▸ **Task description**
Where a line below holds the string "developing", copy that line.

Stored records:
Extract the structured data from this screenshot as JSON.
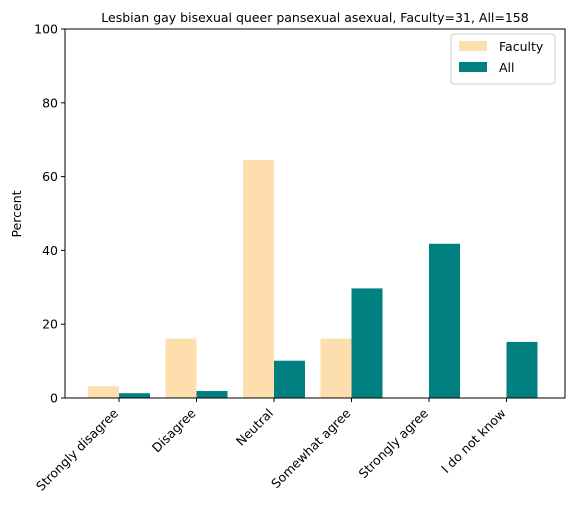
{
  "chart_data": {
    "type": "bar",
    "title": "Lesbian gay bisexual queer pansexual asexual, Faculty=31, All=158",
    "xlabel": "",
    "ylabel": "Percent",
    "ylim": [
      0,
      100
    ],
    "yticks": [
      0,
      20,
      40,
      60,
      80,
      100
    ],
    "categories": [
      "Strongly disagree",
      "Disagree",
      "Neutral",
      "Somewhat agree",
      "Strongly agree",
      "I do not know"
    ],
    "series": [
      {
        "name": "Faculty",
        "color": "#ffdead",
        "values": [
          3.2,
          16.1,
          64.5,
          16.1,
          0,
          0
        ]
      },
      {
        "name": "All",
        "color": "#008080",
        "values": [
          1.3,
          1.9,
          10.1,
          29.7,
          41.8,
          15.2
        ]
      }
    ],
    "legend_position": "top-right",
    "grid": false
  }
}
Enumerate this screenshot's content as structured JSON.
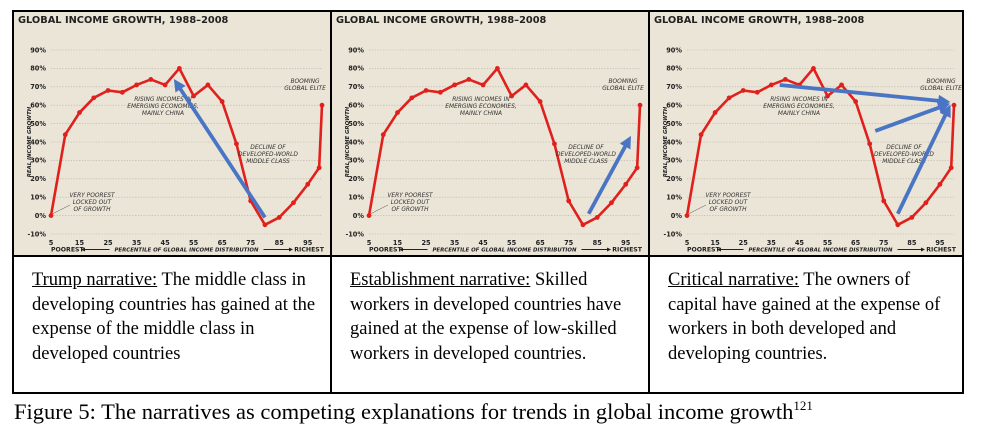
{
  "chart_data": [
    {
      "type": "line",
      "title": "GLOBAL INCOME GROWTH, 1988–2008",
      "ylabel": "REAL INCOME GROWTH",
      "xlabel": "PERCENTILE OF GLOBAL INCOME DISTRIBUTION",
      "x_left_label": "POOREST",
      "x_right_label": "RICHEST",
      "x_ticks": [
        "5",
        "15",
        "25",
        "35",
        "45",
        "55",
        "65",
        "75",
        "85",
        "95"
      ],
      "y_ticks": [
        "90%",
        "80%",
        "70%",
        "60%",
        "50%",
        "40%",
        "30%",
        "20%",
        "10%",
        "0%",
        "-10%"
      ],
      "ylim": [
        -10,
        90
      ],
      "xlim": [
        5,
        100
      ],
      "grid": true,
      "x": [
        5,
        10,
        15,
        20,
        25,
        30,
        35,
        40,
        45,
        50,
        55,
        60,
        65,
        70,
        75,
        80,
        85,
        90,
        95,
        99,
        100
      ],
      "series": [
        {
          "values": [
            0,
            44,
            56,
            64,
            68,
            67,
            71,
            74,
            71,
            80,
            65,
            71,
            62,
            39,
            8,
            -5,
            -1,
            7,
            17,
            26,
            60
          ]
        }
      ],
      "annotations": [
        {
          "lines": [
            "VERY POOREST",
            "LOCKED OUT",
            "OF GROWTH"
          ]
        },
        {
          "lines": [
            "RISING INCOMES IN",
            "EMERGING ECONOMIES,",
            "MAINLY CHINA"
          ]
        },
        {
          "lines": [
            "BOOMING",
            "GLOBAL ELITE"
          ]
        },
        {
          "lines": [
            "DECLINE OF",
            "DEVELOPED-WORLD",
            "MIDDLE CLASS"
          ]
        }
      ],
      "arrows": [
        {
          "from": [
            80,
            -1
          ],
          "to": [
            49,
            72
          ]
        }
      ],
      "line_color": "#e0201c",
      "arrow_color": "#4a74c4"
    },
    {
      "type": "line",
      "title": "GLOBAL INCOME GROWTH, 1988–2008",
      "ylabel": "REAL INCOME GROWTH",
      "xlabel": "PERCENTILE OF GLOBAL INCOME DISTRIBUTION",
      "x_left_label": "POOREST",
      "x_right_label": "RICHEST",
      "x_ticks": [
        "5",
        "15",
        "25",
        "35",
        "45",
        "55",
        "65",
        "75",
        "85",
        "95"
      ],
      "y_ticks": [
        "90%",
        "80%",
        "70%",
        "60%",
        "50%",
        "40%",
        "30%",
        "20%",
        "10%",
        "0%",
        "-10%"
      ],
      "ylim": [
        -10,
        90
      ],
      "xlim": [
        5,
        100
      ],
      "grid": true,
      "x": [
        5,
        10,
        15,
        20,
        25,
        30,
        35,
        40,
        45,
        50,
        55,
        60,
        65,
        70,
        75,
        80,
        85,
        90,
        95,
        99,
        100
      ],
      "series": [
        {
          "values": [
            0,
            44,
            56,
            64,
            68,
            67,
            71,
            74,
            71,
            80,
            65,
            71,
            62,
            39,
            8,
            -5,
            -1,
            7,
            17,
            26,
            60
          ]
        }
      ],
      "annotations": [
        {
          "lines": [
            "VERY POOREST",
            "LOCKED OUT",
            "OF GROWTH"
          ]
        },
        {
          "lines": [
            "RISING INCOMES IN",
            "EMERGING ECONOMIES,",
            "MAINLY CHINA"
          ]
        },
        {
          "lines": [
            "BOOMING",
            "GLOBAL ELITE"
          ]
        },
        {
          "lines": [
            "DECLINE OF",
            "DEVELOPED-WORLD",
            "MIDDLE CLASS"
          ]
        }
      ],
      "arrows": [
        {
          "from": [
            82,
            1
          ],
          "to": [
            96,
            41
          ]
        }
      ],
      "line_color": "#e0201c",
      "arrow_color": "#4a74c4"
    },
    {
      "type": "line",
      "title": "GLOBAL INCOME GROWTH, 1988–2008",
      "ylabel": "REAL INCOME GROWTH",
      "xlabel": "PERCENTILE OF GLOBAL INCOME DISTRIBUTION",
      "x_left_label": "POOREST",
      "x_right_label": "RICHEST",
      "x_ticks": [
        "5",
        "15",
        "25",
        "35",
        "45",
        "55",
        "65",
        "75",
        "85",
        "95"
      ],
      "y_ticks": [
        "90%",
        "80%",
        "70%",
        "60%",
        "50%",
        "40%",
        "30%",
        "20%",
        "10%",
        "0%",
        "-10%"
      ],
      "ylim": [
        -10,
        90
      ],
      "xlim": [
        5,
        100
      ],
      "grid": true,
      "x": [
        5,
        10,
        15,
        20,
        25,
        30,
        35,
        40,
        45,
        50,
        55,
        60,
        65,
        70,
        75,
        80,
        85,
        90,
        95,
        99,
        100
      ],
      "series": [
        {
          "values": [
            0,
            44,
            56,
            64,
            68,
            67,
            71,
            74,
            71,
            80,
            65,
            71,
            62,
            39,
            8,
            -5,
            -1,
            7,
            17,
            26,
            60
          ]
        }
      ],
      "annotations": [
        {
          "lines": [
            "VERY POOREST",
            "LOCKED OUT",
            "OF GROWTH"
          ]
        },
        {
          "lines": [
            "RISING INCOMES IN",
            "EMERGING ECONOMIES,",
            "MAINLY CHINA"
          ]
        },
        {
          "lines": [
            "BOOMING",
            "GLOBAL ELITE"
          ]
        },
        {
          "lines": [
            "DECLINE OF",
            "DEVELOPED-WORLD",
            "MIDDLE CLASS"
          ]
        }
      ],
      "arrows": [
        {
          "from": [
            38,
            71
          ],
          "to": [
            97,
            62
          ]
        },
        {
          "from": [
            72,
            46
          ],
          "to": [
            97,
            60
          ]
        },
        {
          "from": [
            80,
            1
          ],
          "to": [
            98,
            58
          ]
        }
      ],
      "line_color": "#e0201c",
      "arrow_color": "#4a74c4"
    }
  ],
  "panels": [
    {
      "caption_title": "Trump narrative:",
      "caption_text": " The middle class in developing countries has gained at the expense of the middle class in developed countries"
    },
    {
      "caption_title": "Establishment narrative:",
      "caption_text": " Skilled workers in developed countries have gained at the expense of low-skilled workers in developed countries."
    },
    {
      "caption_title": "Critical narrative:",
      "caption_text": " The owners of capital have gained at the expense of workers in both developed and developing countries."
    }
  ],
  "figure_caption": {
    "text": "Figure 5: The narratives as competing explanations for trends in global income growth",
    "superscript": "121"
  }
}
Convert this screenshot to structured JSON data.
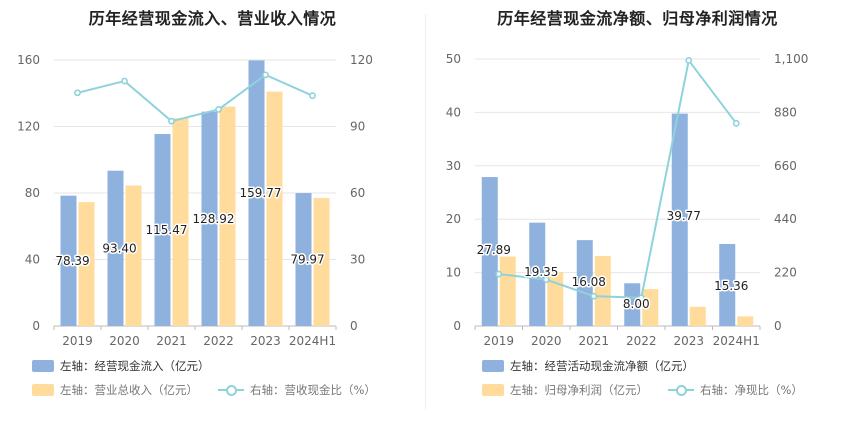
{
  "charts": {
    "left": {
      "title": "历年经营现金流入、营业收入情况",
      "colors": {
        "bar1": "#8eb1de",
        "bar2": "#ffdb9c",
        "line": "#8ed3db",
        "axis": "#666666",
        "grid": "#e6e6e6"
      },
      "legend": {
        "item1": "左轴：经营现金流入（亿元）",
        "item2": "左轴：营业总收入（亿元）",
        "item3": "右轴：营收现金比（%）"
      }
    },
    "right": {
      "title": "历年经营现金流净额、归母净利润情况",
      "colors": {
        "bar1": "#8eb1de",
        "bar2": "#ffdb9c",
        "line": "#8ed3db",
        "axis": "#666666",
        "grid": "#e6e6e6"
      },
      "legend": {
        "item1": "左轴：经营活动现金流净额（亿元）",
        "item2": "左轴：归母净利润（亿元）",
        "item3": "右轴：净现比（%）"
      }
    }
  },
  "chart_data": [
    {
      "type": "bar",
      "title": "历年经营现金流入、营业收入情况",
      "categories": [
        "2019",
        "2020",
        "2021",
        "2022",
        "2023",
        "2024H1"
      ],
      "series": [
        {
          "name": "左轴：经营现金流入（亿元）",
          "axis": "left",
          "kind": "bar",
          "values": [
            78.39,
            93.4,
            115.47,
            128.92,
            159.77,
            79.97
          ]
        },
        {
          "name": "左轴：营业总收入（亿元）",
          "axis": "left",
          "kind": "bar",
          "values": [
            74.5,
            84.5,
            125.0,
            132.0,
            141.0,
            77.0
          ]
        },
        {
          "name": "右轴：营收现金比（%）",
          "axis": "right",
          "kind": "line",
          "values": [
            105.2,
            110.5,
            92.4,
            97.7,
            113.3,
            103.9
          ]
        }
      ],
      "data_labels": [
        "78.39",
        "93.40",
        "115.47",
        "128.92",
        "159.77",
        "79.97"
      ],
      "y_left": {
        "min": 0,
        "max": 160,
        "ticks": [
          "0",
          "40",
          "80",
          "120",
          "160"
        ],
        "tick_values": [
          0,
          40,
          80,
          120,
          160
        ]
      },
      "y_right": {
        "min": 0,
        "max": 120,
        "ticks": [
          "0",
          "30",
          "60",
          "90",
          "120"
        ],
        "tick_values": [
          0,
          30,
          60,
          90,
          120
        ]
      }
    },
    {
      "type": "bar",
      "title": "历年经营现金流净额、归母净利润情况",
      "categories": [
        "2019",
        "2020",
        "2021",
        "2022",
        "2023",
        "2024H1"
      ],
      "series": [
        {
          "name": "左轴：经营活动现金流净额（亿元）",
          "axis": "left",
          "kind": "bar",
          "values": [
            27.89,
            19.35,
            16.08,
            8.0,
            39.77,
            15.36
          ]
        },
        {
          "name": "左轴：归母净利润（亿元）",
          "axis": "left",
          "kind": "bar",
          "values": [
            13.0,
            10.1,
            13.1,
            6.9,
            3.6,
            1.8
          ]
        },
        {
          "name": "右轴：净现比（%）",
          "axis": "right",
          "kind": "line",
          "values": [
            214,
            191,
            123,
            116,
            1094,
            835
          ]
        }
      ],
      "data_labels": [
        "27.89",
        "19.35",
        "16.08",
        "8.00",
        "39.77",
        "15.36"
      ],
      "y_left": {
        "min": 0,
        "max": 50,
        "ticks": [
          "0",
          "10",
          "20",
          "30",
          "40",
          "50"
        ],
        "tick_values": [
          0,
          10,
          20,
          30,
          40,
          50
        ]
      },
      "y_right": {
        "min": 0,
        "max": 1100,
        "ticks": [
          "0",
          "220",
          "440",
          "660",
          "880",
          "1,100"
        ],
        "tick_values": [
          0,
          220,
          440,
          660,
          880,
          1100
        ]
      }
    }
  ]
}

▸ **Reply to the task**
      "caption_text": " The middle class in developing countries has gained at the expense of the middle class in developed countries"
      "caption_text": " The owners of capital have gained at the expense of workers in both developed and developing countries."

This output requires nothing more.